▶ [Exercise] Report how many lines of the listing below include the word "TradingView". Give nothing but the number.

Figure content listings

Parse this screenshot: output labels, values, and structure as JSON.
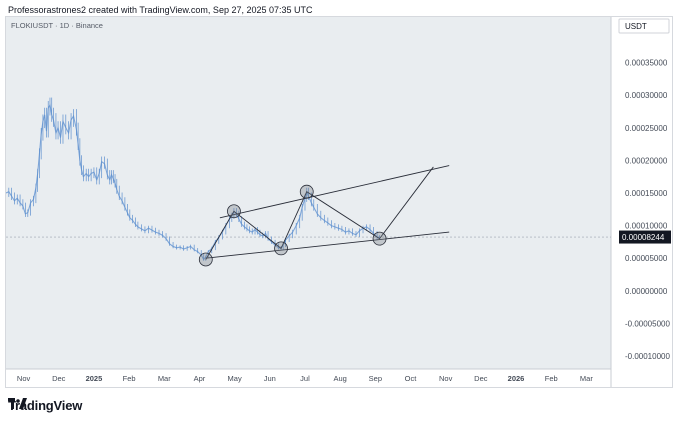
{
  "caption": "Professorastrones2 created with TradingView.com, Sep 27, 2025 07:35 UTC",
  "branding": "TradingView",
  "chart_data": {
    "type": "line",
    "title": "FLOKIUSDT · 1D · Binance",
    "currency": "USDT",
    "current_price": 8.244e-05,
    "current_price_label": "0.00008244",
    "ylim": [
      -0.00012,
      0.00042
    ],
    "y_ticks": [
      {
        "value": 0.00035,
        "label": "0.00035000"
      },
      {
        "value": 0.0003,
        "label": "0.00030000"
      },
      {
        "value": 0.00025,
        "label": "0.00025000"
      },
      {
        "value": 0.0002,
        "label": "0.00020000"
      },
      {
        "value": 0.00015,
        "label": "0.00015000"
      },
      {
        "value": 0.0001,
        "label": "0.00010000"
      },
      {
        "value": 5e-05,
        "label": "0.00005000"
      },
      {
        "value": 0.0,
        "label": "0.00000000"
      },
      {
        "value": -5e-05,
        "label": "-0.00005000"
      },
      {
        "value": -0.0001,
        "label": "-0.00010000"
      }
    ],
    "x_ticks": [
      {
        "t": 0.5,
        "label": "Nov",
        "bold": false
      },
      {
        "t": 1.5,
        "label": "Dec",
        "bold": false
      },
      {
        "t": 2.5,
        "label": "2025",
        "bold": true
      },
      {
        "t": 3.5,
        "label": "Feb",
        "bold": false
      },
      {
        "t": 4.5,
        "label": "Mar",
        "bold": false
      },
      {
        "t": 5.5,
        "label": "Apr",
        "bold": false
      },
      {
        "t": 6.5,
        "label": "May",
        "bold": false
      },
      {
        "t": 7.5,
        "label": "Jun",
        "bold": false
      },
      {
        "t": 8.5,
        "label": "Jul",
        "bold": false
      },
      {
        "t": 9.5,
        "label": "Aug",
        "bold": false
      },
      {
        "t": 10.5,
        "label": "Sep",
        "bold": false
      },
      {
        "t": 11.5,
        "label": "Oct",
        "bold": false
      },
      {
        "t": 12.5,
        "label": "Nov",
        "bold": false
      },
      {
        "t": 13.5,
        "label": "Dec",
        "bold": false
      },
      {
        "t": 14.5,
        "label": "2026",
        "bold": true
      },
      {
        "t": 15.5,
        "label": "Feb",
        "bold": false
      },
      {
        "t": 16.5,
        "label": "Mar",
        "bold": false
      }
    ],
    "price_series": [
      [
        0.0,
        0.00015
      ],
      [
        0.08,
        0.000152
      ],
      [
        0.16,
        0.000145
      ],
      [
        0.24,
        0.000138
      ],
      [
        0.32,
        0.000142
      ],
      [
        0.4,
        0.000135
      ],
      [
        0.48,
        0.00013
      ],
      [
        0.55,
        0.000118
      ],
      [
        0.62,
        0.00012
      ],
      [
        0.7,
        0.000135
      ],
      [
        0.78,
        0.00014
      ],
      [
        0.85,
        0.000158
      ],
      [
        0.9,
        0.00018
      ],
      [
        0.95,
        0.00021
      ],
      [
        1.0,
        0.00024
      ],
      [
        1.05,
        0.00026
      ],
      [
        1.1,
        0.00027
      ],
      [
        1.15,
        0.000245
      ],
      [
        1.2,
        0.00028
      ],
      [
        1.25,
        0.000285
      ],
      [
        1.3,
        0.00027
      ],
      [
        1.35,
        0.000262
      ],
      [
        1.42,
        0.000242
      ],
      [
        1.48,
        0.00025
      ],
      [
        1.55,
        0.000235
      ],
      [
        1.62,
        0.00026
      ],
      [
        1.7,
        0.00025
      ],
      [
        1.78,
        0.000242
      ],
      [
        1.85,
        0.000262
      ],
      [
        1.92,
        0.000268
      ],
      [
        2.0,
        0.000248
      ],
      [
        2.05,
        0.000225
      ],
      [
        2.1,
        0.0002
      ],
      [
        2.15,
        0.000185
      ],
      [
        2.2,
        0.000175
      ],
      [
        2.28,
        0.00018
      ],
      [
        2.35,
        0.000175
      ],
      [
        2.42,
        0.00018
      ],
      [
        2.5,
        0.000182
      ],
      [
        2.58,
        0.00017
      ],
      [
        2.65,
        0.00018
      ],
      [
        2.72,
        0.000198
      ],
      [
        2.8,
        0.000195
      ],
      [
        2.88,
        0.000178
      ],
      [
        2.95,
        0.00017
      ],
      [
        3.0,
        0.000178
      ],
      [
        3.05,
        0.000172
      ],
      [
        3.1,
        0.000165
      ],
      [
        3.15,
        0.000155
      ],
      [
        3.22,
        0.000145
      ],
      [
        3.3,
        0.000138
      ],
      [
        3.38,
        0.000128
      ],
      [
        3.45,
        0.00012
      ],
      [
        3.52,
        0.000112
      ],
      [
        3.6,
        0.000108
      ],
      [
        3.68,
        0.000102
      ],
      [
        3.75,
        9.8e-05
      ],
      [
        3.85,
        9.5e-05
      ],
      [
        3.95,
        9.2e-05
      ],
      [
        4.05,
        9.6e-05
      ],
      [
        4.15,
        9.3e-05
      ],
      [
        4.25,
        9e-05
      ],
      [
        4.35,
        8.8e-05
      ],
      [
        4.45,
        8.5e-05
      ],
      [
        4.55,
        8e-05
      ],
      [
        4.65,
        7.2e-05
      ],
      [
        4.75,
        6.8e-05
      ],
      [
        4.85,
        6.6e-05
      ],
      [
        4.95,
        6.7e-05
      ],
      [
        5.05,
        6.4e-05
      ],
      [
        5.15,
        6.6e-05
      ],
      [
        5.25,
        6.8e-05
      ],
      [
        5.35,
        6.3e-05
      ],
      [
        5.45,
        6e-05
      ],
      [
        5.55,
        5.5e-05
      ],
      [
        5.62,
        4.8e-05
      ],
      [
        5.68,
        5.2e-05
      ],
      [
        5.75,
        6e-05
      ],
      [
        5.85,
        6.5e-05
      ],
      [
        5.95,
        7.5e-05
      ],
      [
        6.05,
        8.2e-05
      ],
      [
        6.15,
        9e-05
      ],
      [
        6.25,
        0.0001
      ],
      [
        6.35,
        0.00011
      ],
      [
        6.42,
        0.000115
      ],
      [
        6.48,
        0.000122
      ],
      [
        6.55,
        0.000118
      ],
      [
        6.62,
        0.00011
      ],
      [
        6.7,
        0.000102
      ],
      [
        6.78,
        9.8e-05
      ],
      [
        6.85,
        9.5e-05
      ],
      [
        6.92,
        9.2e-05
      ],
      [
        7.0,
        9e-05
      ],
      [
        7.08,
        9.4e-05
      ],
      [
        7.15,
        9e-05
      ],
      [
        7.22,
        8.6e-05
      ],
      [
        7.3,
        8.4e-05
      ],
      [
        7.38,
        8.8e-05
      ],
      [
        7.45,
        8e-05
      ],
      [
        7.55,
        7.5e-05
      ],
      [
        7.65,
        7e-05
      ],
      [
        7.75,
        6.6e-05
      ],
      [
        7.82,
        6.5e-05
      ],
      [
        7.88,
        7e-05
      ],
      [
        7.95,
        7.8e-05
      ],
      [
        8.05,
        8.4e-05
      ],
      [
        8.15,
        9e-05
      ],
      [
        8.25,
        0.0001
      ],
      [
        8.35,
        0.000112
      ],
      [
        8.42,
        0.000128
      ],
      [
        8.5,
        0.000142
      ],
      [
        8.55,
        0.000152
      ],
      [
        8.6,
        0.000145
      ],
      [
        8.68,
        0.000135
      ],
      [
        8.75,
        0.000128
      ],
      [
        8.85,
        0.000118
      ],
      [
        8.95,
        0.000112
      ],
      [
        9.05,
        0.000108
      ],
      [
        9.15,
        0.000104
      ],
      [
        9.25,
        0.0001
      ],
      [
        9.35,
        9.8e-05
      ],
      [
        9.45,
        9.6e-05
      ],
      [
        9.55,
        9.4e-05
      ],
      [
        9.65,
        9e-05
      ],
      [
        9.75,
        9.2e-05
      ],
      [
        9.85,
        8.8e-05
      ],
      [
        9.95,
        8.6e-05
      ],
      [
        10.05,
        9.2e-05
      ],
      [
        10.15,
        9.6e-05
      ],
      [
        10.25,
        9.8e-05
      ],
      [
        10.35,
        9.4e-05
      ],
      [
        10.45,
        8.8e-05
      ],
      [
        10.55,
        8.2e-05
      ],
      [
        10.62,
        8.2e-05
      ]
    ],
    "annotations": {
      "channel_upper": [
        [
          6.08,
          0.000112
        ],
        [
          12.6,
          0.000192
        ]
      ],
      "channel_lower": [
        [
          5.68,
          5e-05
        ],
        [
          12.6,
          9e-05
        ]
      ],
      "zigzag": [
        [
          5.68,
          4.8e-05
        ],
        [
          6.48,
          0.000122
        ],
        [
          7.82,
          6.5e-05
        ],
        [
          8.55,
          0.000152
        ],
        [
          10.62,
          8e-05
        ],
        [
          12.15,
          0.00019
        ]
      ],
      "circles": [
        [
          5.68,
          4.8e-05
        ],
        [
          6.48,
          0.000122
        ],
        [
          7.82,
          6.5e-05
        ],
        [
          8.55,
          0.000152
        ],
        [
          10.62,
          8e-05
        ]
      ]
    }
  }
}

▶ [Written response] 2